● **TASK PROMPT**
In the material below, find each line holding the string "registration" and copy it.

● **SUPPLIED INFORMATION**
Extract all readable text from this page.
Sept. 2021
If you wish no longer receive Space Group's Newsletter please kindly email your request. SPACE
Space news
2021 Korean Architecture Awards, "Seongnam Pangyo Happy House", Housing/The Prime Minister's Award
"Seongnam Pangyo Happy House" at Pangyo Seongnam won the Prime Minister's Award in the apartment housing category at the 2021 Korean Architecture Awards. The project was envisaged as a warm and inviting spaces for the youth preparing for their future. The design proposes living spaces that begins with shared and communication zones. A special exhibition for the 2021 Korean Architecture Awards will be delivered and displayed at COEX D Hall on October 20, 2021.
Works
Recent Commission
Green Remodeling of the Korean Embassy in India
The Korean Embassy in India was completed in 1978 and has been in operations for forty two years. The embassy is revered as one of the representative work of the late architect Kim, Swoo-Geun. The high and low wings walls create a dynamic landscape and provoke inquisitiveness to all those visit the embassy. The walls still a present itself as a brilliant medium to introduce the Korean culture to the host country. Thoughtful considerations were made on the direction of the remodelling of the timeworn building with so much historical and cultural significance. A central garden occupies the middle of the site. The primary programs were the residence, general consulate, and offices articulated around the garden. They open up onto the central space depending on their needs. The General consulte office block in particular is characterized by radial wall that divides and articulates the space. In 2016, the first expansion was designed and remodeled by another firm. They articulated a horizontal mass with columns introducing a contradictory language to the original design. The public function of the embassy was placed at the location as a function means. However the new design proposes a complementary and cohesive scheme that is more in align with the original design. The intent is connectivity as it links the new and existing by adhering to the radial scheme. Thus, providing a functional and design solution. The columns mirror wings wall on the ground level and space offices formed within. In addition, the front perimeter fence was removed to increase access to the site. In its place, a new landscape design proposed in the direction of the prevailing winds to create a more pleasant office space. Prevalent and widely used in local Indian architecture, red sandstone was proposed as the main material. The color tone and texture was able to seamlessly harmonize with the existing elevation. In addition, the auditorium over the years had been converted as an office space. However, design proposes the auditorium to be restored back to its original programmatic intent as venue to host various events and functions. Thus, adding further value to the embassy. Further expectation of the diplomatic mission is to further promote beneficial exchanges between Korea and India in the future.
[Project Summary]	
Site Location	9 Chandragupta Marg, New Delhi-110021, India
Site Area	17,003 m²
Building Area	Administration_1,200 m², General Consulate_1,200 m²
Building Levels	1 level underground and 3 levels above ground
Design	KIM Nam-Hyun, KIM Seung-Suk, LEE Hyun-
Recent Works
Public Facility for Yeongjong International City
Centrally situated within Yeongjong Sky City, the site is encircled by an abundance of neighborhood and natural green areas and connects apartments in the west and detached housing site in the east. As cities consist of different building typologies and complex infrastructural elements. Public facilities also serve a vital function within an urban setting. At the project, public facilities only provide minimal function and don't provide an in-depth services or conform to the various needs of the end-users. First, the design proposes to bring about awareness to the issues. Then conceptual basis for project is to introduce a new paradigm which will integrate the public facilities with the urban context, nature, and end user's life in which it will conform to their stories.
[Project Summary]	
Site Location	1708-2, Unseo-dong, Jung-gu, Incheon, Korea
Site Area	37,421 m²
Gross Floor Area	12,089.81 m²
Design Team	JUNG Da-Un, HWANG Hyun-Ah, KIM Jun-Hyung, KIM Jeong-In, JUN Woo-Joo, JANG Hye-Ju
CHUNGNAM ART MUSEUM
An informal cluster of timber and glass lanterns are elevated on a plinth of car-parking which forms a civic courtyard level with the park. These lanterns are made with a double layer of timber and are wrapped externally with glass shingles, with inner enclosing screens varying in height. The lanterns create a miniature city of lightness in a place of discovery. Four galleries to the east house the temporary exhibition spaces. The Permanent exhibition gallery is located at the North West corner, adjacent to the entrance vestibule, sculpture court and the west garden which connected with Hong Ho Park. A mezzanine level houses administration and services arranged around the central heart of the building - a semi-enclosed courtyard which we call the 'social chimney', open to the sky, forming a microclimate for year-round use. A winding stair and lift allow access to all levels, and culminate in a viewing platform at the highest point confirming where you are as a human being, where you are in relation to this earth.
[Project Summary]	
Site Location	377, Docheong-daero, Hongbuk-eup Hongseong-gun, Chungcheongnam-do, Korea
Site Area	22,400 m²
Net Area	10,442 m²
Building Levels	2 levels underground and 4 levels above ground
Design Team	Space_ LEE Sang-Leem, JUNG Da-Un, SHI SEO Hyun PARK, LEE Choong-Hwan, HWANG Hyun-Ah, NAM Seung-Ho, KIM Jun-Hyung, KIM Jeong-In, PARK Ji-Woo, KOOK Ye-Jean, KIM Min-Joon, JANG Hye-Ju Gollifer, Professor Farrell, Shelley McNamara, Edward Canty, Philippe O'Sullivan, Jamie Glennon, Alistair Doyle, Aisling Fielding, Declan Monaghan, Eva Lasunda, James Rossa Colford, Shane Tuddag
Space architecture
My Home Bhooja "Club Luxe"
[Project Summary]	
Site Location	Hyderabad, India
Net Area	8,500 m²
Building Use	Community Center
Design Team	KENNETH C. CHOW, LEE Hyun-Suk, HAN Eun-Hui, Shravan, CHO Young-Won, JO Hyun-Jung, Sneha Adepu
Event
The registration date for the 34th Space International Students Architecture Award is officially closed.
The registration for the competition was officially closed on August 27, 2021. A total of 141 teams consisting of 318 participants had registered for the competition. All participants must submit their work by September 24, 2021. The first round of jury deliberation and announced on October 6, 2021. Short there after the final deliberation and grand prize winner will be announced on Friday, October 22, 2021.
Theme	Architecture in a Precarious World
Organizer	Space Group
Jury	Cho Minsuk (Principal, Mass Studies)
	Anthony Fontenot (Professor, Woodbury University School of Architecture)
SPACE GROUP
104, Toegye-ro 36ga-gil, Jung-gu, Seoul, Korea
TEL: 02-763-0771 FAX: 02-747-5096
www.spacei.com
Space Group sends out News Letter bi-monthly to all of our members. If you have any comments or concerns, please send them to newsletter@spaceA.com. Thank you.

● **FULL ANSWER**
The registration date for the 34th Space International Students Architecture Award is officially closed.
The registration for the competition was officially closed on August 27, 2021. A total of 141 teams consisting of 318 participants had registered for the competition. All participants must submit their work by September 24, 2021. The first round of jury deliberation and announced on October 6, 2021. Short there after the final deliberation and grand prize winner will be announced on Friday, October 22, 2021.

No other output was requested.